◆ Work instructions:
Pull out every line below that holds the word "label".

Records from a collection
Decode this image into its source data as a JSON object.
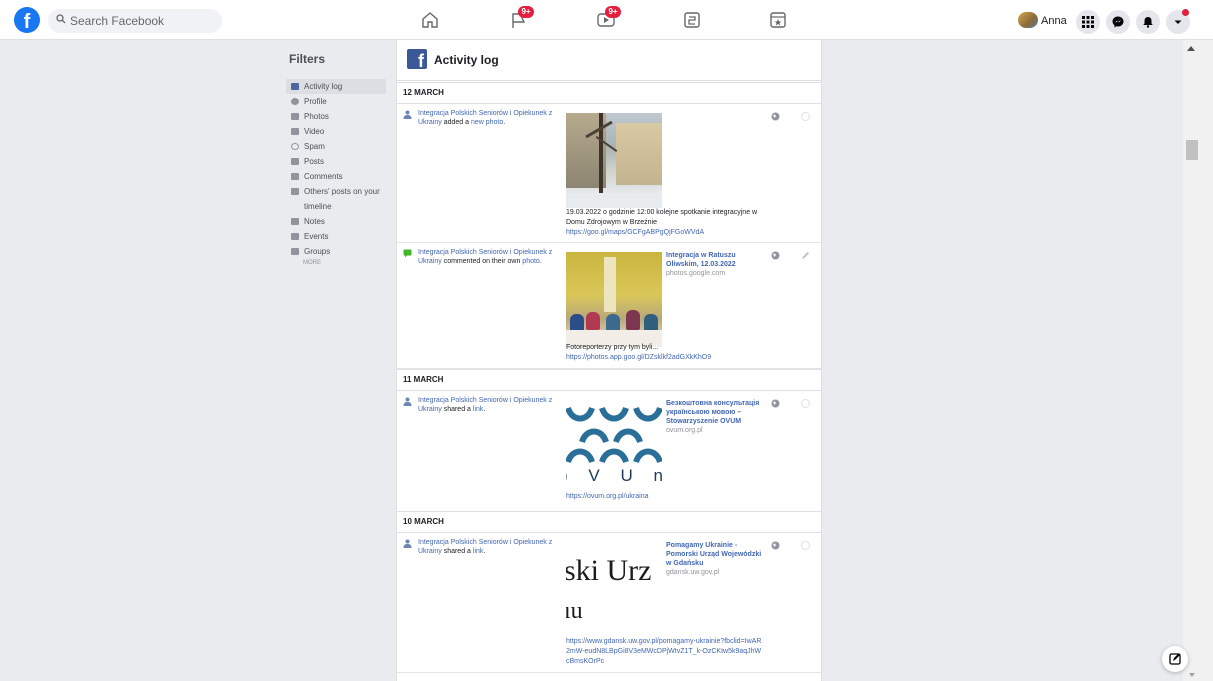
{
  "topbar": {
    "search_placeholder": "Search Facebook",
    "notifications_badge": "9+",
    "watch_badge": "9+",
    "profile_name": "Anna"
  },
  "filters": {
    "title": "Filters",
    "items": [
      {
        "label": "Activity log",
        "icon": "facebook-icon"
      },
      {
        "label": "Profile",
        "icon": "profile-icon"
      },
      {
        "label": "Photos",
        "icon": "photos-icon"
      },
      {
        "label": "Video",
        "icon": "video-icon"
      },
      {
        "label": "Spam",
        "icon": "spam-icon"
      },
      {
        "label": "Posts",
        "icon": "posts-icon"
      },
      {
        "label": "Comments",
        "icon": "comments-icon"
      },
      {
        "label": "Others' posts on your",
        "icon": "others-posts-icon"
      },
      {
        "label": "timeline",
        "icon": ""
      },
      {
        "label": "Notes",
        "icon": "notes-icon"
      },
      {
        "label": "Events",
        "icon": "events-icon"
      },
      {
        "label": "Groups",
        "icon": "groups-icon"
      }
    ],
    "more": "MORE"
  },
  "main": {
    "title": "Activity log",
    "dates": [
      "12 MARCH",
      "11 MARCH",
      "10 MARCH"
    ],
    "entries": [
      {
        "actor": "Integracja Polskich Seniorów i Opiekunek z Ukrainy",
        "action": "added a",
        "object": "new photo",
        "caption": "19.03.2022 o godzinie 12:00 kolejne spotkanie integracyjne w Domu Zdrojowym w Brzeźnie",
        "caption_link": "https://goo.gl/maps/GCFgABPgQjFGoWVdA"
      },
      {
        "actor": "Integracja Polskich Seniorów i Opiekunek z Ukrainy",
        "action": "commented on their own",
        "object": "photo",
        "side_title": "Integracja w Ratuszu Oliwskim, 12.03.2022",
        "side_domain": "photos.google.com",
        "caption": "Fotoreporterzy przy tym byli...",
        "caption_link": "https://photos.app.goo.gl/DZsklkf2adGXkKhO9"
      },
      {
        "actor": "Integracja Polskich Seniorów i Opiekunek z Ukrainy",
        "action": "shared a",
        "object": "link",
        "side_title": "Безкоштовна консультація українською мовою – Stowarzyszenie OVUM",
        "side_domain": "ovum.org.pl",
        "logo_text": ") V U n",
        "caption_link": "https://ovum.org.pl/ukraina"
      },
      {
        "actor": "Integracja Polskich Seniorów i Opiekunek z Ukrainy",
        "action": "shared a",
        "object": "link",
        "side_title": "Pomagamy Ukrainie - Pomorski Urząd Wojewódzki w Gdańsku",
        "side_domain": "gdansk.uw.gov.pl",
        "thumb_line1": "ski Urz",
        "thumb_line2": "ıu",
        "caption_link": "https://www.gdansk.uw.gov.pl/pomagamy-ukrainie?fbclid=IwAR2mW-eudN8LBpGi8V3eMWcDPjWtvZ1T_k-OzCKtw5k9aqJhWcBmsKOrPc"
      }
    ]
  }
}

◆ Solution below:
        "label": "Activity log",
        "label": "Profile",
        "label": "Photos",
        "label": "Video",
        "label": "Spam",
        "label": "Posts",
        "label": "Comments",
        "label": "Others' posts on your",
        "label": "timeline",
        "label": "Notes",
        "label": "Events",
        "label": "Groups",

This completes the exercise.